→ **WORK TO DO**: Copy every line of the entries that includes the word "this".

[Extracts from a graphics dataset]

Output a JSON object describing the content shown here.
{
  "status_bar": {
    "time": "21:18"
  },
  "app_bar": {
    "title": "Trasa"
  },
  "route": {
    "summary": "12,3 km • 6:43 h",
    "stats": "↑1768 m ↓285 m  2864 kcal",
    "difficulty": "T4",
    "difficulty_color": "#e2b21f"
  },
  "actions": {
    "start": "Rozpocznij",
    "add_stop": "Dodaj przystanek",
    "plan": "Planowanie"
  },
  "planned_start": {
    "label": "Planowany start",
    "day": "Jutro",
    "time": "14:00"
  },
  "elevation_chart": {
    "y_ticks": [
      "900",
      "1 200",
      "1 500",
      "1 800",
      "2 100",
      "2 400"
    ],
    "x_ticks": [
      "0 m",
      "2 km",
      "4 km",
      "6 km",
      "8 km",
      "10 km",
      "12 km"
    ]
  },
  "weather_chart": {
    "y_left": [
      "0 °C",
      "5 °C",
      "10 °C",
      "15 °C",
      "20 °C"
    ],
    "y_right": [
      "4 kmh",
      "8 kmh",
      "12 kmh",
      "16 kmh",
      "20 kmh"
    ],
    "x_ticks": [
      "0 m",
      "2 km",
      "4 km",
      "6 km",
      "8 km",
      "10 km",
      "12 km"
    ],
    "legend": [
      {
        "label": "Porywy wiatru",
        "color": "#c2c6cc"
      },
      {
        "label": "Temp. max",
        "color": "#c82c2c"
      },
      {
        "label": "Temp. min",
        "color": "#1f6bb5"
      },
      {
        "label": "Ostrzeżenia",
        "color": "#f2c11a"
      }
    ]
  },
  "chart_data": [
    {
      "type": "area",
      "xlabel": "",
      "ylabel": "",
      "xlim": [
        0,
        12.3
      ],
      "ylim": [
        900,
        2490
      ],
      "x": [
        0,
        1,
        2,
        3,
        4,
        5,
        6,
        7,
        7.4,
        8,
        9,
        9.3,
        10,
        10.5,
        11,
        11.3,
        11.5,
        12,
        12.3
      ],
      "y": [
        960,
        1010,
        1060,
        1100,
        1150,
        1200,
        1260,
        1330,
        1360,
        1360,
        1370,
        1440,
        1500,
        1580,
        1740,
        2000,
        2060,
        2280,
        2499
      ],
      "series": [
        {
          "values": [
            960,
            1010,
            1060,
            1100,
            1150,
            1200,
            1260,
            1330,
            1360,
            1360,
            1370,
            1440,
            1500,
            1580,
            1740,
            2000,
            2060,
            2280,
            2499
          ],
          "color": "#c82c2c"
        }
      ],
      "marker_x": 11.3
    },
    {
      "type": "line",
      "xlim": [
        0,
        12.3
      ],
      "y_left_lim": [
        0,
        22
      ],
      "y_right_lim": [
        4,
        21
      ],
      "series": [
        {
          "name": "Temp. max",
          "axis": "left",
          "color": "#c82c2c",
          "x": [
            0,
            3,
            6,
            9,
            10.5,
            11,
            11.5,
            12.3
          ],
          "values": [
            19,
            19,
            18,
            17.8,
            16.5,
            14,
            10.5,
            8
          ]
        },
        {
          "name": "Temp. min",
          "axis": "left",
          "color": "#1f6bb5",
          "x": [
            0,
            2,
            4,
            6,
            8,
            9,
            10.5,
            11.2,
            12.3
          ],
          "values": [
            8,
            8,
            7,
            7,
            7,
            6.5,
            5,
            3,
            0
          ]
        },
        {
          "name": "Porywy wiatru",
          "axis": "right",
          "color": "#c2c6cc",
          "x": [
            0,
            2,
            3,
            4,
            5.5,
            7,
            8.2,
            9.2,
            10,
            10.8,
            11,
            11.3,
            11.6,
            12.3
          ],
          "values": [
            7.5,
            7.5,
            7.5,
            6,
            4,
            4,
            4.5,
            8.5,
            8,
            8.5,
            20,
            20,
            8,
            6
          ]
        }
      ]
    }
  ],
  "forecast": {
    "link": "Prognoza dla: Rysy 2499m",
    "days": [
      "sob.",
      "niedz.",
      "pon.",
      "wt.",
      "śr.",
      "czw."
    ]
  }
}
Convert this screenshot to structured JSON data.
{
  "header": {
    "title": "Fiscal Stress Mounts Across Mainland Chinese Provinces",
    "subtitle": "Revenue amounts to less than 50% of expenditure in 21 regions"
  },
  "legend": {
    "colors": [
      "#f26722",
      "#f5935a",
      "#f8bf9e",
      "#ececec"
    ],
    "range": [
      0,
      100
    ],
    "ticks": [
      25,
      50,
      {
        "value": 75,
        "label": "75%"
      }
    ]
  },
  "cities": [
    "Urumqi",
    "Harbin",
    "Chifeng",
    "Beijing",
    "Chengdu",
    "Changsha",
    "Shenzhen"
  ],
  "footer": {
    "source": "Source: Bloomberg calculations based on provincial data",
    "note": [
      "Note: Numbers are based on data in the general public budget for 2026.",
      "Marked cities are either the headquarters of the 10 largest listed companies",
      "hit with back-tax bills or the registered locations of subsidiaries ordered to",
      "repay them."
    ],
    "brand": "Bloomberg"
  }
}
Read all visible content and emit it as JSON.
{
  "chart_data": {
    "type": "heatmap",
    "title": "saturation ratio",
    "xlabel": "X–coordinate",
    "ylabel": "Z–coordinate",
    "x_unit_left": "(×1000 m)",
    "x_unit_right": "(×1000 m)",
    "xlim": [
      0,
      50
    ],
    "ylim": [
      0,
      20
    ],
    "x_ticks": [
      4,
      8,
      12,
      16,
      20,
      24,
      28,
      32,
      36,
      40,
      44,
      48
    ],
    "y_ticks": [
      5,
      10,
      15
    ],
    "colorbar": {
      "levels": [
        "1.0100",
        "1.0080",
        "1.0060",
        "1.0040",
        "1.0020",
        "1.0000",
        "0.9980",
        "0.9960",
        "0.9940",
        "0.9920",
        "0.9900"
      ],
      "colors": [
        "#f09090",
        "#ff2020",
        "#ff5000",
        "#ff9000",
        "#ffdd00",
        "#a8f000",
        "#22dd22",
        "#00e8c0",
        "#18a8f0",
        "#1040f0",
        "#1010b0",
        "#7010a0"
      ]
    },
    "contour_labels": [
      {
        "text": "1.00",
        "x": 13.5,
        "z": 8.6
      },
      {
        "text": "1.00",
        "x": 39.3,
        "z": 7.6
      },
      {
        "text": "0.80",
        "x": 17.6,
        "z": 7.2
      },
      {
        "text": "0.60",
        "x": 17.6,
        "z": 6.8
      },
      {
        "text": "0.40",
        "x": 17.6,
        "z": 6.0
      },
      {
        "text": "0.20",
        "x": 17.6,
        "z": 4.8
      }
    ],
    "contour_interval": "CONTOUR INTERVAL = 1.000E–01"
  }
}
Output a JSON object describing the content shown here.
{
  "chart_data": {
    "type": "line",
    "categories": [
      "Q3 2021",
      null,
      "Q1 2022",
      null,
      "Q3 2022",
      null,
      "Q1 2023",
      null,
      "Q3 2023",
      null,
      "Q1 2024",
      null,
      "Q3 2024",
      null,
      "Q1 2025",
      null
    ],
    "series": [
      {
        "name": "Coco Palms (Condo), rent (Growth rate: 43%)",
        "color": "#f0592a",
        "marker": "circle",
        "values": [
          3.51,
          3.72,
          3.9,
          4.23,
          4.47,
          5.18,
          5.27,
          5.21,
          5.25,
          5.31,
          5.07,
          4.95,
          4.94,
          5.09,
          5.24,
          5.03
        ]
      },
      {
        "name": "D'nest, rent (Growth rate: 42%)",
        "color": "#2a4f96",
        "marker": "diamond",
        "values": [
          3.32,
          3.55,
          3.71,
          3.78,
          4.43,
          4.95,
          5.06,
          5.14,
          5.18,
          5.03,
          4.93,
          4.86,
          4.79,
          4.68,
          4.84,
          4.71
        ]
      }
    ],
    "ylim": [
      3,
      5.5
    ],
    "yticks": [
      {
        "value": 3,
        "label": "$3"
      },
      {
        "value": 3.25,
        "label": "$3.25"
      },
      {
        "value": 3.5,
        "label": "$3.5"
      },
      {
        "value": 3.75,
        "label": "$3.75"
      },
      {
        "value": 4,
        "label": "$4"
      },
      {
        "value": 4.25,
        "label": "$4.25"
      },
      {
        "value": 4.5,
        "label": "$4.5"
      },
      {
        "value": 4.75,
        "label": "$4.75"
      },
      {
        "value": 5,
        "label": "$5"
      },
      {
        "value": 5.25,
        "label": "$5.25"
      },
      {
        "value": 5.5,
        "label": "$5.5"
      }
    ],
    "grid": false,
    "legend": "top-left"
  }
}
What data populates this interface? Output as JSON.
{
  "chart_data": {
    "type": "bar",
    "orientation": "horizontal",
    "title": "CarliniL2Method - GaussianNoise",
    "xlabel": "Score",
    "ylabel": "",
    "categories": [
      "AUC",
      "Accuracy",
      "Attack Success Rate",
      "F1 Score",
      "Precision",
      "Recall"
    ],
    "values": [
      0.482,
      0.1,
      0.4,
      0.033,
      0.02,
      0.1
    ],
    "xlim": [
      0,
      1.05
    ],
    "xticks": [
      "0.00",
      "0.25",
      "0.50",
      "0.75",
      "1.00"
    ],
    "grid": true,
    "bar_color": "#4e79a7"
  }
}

→ **TASK RESULT**:
Convert this screenshot to structured JSON data.
What data populates this interface? Output as JSON.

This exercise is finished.